--- RECORD EXCERPTS ---
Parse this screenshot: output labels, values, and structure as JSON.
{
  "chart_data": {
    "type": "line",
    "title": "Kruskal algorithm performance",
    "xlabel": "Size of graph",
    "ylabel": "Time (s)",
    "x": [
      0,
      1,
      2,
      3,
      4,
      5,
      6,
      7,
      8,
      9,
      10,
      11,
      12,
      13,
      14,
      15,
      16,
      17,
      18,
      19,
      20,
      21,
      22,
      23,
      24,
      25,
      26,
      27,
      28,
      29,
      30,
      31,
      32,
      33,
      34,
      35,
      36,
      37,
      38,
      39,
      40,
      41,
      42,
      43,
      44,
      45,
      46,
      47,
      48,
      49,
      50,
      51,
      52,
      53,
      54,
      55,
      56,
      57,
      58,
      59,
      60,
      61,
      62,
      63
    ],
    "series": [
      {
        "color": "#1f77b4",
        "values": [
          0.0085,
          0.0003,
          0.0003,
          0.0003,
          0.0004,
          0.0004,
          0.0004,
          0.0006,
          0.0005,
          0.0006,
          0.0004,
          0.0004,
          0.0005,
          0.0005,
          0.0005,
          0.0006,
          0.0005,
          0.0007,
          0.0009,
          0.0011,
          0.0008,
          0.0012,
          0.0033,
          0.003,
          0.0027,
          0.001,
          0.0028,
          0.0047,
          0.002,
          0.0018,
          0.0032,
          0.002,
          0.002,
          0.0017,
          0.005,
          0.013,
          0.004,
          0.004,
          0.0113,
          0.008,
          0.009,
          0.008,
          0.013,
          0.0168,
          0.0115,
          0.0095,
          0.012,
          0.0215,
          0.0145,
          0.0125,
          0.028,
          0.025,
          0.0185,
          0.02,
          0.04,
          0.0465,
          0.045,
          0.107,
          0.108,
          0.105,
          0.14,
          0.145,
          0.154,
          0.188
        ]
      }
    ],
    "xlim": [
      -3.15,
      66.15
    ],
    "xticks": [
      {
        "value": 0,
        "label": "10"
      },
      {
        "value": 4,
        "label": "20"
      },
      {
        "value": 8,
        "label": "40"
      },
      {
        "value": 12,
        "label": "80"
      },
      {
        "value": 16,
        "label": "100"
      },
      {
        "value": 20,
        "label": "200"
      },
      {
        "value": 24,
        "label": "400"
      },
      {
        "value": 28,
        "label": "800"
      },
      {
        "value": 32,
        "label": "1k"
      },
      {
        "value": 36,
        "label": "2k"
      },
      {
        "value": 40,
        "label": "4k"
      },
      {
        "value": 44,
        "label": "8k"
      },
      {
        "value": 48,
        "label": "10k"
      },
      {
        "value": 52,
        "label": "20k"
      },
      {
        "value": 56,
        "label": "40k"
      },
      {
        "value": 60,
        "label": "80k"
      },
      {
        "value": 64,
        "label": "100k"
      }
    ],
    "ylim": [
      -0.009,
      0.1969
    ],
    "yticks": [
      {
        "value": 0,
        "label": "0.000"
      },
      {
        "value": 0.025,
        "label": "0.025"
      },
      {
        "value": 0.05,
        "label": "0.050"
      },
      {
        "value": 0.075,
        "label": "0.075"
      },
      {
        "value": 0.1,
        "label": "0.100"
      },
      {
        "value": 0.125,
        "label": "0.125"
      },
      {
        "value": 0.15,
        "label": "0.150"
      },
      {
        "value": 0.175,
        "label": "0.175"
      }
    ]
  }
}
---
--- RECORD EXCERPTS ---
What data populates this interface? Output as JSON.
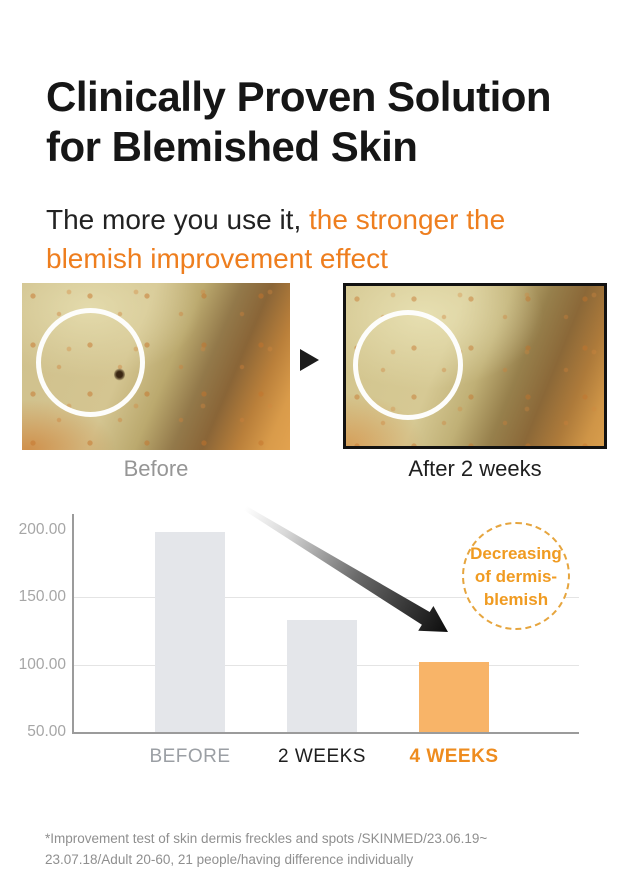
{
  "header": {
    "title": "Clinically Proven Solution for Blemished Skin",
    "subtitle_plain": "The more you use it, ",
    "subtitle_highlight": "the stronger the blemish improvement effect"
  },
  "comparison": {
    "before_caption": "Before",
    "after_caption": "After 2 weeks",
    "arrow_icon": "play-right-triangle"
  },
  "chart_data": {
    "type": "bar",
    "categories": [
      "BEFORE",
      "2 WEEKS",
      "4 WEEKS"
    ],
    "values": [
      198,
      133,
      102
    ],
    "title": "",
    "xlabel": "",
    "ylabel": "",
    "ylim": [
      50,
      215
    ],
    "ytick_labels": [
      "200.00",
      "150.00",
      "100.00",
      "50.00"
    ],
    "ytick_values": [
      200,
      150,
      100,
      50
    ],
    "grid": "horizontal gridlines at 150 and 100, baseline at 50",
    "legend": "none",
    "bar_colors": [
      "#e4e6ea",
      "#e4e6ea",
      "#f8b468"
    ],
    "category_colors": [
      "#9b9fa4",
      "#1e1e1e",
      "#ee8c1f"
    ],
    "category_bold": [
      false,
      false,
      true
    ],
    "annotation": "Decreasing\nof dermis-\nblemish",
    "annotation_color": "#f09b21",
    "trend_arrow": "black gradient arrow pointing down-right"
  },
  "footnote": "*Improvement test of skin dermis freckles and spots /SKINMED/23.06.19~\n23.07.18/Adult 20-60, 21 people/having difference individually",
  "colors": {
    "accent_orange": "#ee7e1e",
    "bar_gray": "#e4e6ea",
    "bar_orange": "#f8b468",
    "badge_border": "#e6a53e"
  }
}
---
Take each line of the material that contains the word "JSON" and list it.

> **RESULT OF THE EXERCISE**
Parse this screenshot: output labels, values, and structure as JSON.
What data populates this interface? Output as JSON.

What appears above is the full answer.